Bounding box entries

>> START

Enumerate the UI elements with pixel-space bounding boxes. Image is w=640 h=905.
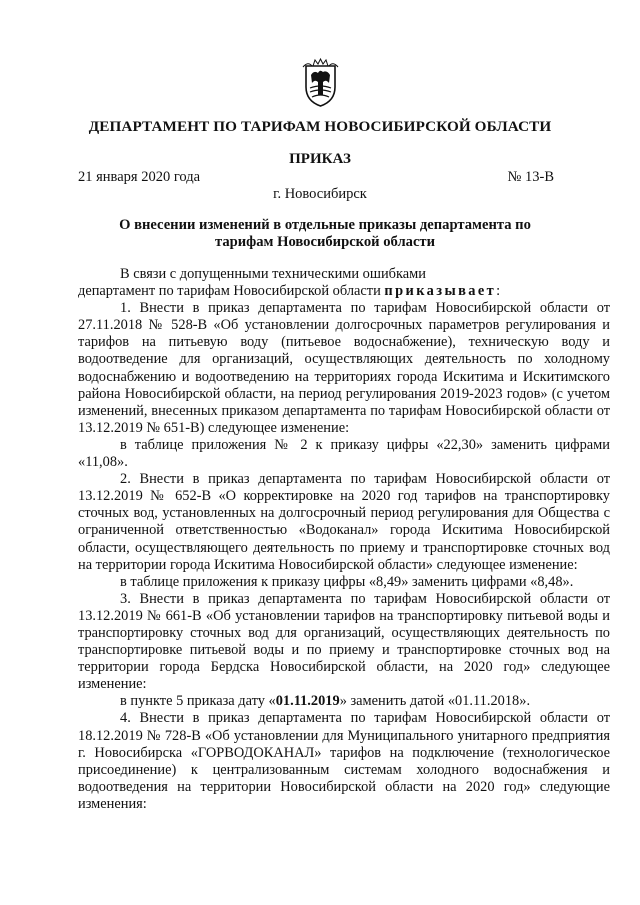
item-1-change: в таблице приложения № 2 к приказу цифры «22,30» заменить цифрами «11,08».: [78, 436, 610, 471]
preamble-colon: :: [496, 283, 501, 300]
item-3-change-before: в пункте 5 приказа дату «: [120, 693, 276, 710]
item-3-change-after: » заменить датой «01.11.2018».: [339, 693, 531, 710]
order-body: [78, 266, 610, 813]
coat-of-arms-icon: [299, 57, 342, 109]
item-2-text: 2. Внести в приказ департамента по тарифам Новосибирской области от 13.12.2019 № 652-В «О корректировке на 2020 год тарифов на транспортировку сточных вод, установленных на долгосрочный период регулирования для Общества с ограниченной ответственностью «Водоканал» города Искитима Новосибирской области, осуществляющего деятельность по приему и транспортировке сточных вод на территории города Искитима Новосибирской области» следующее изменение:: [78, 471, 610, 573]
item-4-text: 4. Внести в приказ департамента по тарифам Новосибирской области от 18.12.2019 № 728-В «Об установлении для Муниципального унитарного предприятия г. Новосибирска «ГОРВОДОКАНАЛ» тарифов на подключение (технологическое присоединение) к централизованным системам холодного водоснабжения и водоотведения на территории Новосибирской области на 2020 год» следующие изменения:: [78, 710, 610, 812]
preamble-order-line: [78, 283, 610, 300]
orders-word: приказывает: [384, 283, 497, 300]
preamble-line: В связи с допущенными техническими ошибками: [120, 266, 426, 282]
order-date: 21 января 2020 года: [78, 169, 201, 185]
item-3-text: 3. Внести в приказ департамента по тарифам Новосибирской области от 13.12.2019 № 661-В «Об установлении тарифов на транспортировку питьевой воды и транспортировку сточных вод для организаций, осуществляющих деятельность по транспортировке питьевой воды и по приему и транспортировке сточных вод на территории города Бердска Новосибирской области, на 2020 год» следующее изменение:: [78, 590, 610, 693]
document-type: ПРИКАЗ: [289, 151, 351, 167]
item-3-change: [78, 693, 610, 710]
item-1-text: 1. Внести в приказ департамента по тарифам Новосибирской области от 27.11.2018 № 528-В «Об установлении долгосрочных параметров регулирования и тарифов на питьевую воду (питьевое водоснабжение), техническую воду и водоотведение для организаций, осуществляющих деятельность по холодному водоснабжению и водоотведению на территориях города Искитима и Искитимского района Новосибирской области, на период регулирования 2019-2023 годов» (с учетом изменений, внесенных приказом департамента по тарифам Новосибирской области от 13.12.2019 № 651-В) следующее изменение:: [78, 300, 610, 436]
item-2-change: в таблице приложения к приказу цифры «8,49» заменить цифрами «8,48».: [120, 573, 574, 590]
item-3-old-date: 01.11.2019: [275, 693, 340, 710]
order-number: № 13-В: [507, 169, 554, 185]
department-title: ДЕПАРТАМЕНТ ПО ТАРИФАМ НОВОСИБИРСКОЙ ОБЛАСТИ: [88, 118, 552, 135]
order-subject: О внесении изменений в отдельные приказы департамента по тарифам Новосибирской области: [119, 217, 531, 250]
preamble-department: департамент по тарифам Новосибирской области: [78, 283, 381, 300]
order-city: г. Новосибирск: [273, 186, 367, 202]
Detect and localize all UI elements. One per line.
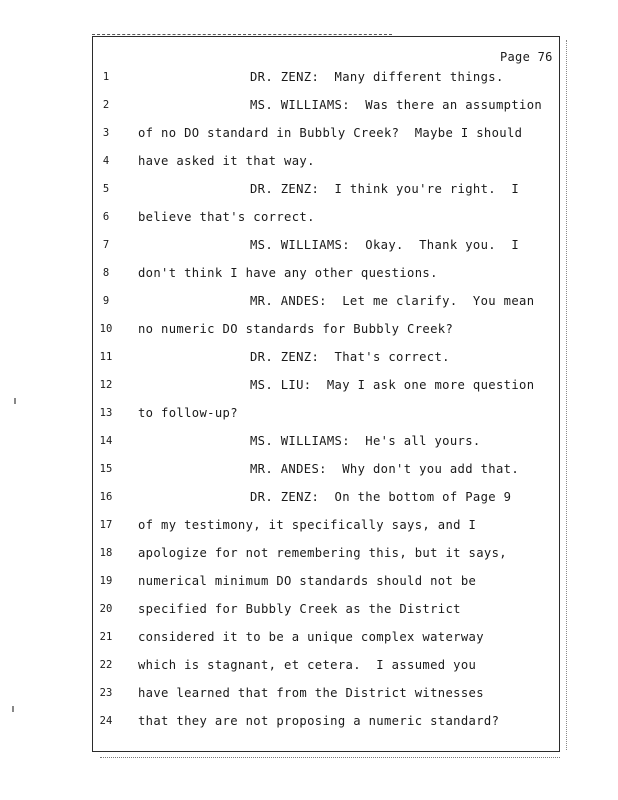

>> END

» Task:
Reproduce every line of the records above verbatim, omitting the pictures.

» Written answer:
Enumerate the UI elements with pixel-space bounding boxes. Image is w=640 h=905.
item-1-change: в таблице приложения № 2 к приказу цифры «22,30» заменить цифрами «11,08».: [78, 436, 610, 471]
preamble-colon: :: [496, 283, 501, 300]
item-3-change-before: в пункте 5 приказа дату «: [120, 693, 276, 710]
item-3-change-after: » заменить датой «01.11.2018».: [339, 693, 531, 710]
order-body: [78, 266, 610, 813]
coat-of-arms-icon: [299, 57, 342, 109]
item-2-text: 2. Внести в приказ департамента по тарифам Новосибирской области от 13.12.2019 № 652-В «О корректировке на 2020 год тарифов на транспортировку сточных вод, установленных на долгосрочный период регулирования для Общества с ограниченной ответственностью «Водоканал» города Искитима Новосибирской области, осуществляющего деятельность по приему и транспортировке сточных вод на территории города Искитима Новосибирской области» следующее изменение:: [78, 471, 610, 573]
item-4-text: 4. Внести в приказ департамента по тарифам Новосибирской области от 18.12.2019 № 728-В «Об установлении для Муниципального унитарного предприятия г. Новосибирска «ГОРВОДОКАНАЛ» тарифов на подключение (технологическое присоединение) к централизованным системам холодного водоснабжения и водоотведения на территории Новосибирской области на 2020 год» следующие изменения:: [78, 710, 610, 812]
preamble-order-line: [78, 283, 610, 300]
orders-word: приказывает: [384, 283, 497, 300]
preamble-line: В связи с допущенными техническими ошибками: [120, 266, 426, 282]
order-date: 21 января 2020 года: [78, 169, 201, 185]
item-3-text: 3. Внести в приказ департамента по тарифам Новосибирской области от 13.12.2019 № 661-В «Об установлении тарифов на транспортировку питьевой воды и транспортировку сточных вод для организаций, осуществляющих деятельность по транспортировке питьевой воды и по приему и транспортировке сточных вод на территории города Бердска Новосибирской области, на 2020 год» следующее изменение:: [78, 590, 610, 693]
document-type: ПРИКАЗ: [289, 151, 351, 167]
item-3-change: [78, 693, 610, 710]
item-1-text: 1. Внести в приказ департамента по тарифам Новосибирской области от 27.11.2018 № 528-В «Об установлении долгосрочных параметров регулирования и тарифов на питьевую воду (питьевое водоснабжение), техническую воду и водоотведение для организаций, осуществляющих деятельность по холодному водоснабжению и водоотведению на территориях города Искитима и Искитимского района Новосибирской области, на период регулирования 2019-2023 годов» (с учетом изменений, внесенных приказом департамента по тарифам Новосибирской области от 13.12.2019 № 651-В) следующее изменение:: [78, 300, 610, 436]
item-2-change: в таблице приложения к приказу цифры «8,49» заменить цифрами «8,48».: [120, 573, 574, 590]
item-3-old-date: 01.11.2019: [275, 693, 340, 710]
order-number: № 13-В: [507, 169, 554, 185]
department-title: ДЕПАРТАМЕНТ ПО ТАРИФАМ НОВОСИБИРСКОЙ ОБЛАСТИ: [88, 118, 552, 135]
order-subject: О внесении изменений в отдельные приказы департамента по тарифам Новосибирской области: [119, 217, 531, 250]
preamble-department: департамент по тарифам Новосибирской области: [78, 283, 381, 300]
order-city: г. Новосибирск: [273, 186, 367, 202]
Detect and localize all UI elements. One per line.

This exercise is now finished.